→ **Trecho do texto**
────────────────

O uso excessivo da água doce, somado aos impactos das mudanças climáticas, colocou o planeta em uma situação crítica conhecida como “falência hídrica”. O conceito descreve regiões que passaram a consumir mais água do que a natureza é capaz de repor de forma sustentável, gerando danos ambientais difíceis — e, em alguns casos, impossíveis — de reverter.
Atualmente, cerca de 4 bilhões de pessoas vivem sob escassez severa de água ao menos um mês por ano. Em várias partes do mundo, os sinais dessa crise já são visíveis: reservatórios secos, rios intermitentes, colheitas prejudicadas, racionamento de água, incêndios florestais mais frequentes e até cidades afundando devido à exploração excessiva de aquíferos subterrâneos.
Especialistas apontam que a falência hídrica vai além de períodos pontuais de seca. Trata-se de uma condição crônica, causada pela retirada contínua de água acima da capacidade de reposição natural e pela degradação de ecossistemas essenciais, como zonas úmidas e lençóis freáticos. Em grandes centros urbanos, como Cidade do México e cidades asiáticas, o bombeamento excessivo de água subterrânea tem provocado o afundamento do solo, um processo praticamente irreversível.

────────────────

Registros de origem
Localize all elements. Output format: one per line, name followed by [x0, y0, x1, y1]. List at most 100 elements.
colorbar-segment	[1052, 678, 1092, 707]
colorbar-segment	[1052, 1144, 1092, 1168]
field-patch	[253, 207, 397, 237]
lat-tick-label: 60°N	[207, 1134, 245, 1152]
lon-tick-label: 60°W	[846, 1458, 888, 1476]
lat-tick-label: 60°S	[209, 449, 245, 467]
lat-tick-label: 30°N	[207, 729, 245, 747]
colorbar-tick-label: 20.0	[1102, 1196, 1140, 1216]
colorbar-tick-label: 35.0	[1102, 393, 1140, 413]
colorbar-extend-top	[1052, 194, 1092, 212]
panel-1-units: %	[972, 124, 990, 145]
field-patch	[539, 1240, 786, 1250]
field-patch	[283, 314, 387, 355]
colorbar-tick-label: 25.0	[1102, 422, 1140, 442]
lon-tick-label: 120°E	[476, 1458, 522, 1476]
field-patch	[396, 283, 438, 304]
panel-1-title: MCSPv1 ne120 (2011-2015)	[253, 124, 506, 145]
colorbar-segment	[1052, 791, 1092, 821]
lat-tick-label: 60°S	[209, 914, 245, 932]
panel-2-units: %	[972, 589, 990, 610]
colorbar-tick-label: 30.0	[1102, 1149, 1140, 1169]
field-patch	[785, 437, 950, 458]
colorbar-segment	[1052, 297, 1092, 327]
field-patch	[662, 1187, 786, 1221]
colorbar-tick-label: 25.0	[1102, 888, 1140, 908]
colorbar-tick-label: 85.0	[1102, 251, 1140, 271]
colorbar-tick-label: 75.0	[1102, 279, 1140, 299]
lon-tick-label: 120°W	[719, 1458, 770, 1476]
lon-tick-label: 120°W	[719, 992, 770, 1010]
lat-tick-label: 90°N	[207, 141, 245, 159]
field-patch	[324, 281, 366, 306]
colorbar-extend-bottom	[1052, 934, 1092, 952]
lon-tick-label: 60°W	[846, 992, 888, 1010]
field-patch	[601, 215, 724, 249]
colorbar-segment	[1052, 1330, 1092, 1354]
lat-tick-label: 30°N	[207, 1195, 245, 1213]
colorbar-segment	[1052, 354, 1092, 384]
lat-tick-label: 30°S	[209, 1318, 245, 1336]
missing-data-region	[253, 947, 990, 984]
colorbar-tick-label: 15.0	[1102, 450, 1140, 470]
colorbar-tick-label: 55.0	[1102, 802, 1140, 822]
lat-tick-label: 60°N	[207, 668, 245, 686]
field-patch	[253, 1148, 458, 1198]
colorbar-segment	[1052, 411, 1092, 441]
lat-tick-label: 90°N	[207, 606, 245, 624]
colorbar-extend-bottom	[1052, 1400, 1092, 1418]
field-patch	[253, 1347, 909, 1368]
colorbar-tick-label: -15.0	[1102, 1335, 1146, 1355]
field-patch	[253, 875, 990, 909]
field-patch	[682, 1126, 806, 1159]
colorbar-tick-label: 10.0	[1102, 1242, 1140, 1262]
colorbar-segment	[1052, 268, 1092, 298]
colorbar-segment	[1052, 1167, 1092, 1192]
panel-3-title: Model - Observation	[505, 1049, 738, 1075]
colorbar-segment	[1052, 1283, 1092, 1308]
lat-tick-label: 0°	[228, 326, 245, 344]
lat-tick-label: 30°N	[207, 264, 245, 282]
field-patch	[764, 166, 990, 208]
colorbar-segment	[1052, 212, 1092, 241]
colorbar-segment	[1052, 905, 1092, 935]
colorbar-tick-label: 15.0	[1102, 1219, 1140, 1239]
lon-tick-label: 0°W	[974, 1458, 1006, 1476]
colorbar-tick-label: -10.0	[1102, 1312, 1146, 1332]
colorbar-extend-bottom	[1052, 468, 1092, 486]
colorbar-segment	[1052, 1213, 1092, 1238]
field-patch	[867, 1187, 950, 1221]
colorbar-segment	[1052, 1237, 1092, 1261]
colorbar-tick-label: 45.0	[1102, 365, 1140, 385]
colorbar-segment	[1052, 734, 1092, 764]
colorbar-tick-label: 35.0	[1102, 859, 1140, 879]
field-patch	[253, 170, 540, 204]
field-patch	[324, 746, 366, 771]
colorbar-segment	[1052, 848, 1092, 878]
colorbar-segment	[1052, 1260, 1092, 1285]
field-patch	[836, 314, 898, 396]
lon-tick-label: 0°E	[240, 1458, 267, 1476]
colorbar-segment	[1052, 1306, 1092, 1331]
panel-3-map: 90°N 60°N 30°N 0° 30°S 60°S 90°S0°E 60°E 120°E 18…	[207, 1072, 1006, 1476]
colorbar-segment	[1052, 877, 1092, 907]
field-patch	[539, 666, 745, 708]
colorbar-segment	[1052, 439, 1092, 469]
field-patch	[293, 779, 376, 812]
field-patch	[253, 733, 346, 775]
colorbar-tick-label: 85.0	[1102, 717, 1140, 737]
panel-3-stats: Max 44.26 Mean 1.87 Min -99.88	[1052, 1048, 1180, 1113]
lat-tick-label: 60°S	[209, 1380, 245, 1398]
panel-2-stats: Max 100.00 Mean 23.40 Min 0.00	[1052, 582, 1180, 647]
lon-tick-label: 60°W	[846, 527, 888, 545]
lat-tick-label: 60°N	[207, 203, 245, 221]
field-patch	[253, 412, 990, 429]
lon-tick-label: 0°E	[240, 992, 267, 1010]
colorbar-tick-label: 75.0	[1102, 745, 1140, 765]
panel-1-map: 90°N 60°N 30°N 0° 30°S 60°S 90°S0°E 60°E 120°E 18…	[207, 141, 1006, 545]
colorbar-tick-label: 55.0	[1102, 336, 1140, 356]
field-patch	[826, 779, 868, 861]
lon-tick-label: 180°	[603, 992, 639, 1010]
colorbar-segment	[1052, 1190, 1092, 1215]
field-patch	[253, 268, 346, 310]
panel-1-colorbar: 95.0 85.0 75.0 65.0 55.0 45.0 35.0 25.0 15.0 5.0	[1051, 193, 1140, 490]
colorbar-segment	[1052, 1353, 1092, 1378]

────────────────

→ **Tarefas a realizar**
a) No texto sobre a falência hídrica, quantas pessoas vivem sob escassez severa de água ao menos um mês por ano?
b) Copie do texto sobre a falência hídrica o trecho que começa em "Atualmente, cerca de" e vai até "de aquíferos subterrâneos.", incluindo essas últimas palavras.

→ **Lista de respostas**
a) Cerca de 4 bilhões de pessoas.

b)
Atualmente, cerca de 4 bilhões de pessoas vivem sob escassez severa de água ao menos um mês por ano. Em várias partes do mundo, os sinais dessa crise já são visíveis: reservatórios secos, rios intermitentes, colheitas prejudicadas, racionamento de água, incêndios florestais mais frequentes e até cidades afundando devido à exploração excessiva de aquíferos subterrâneos.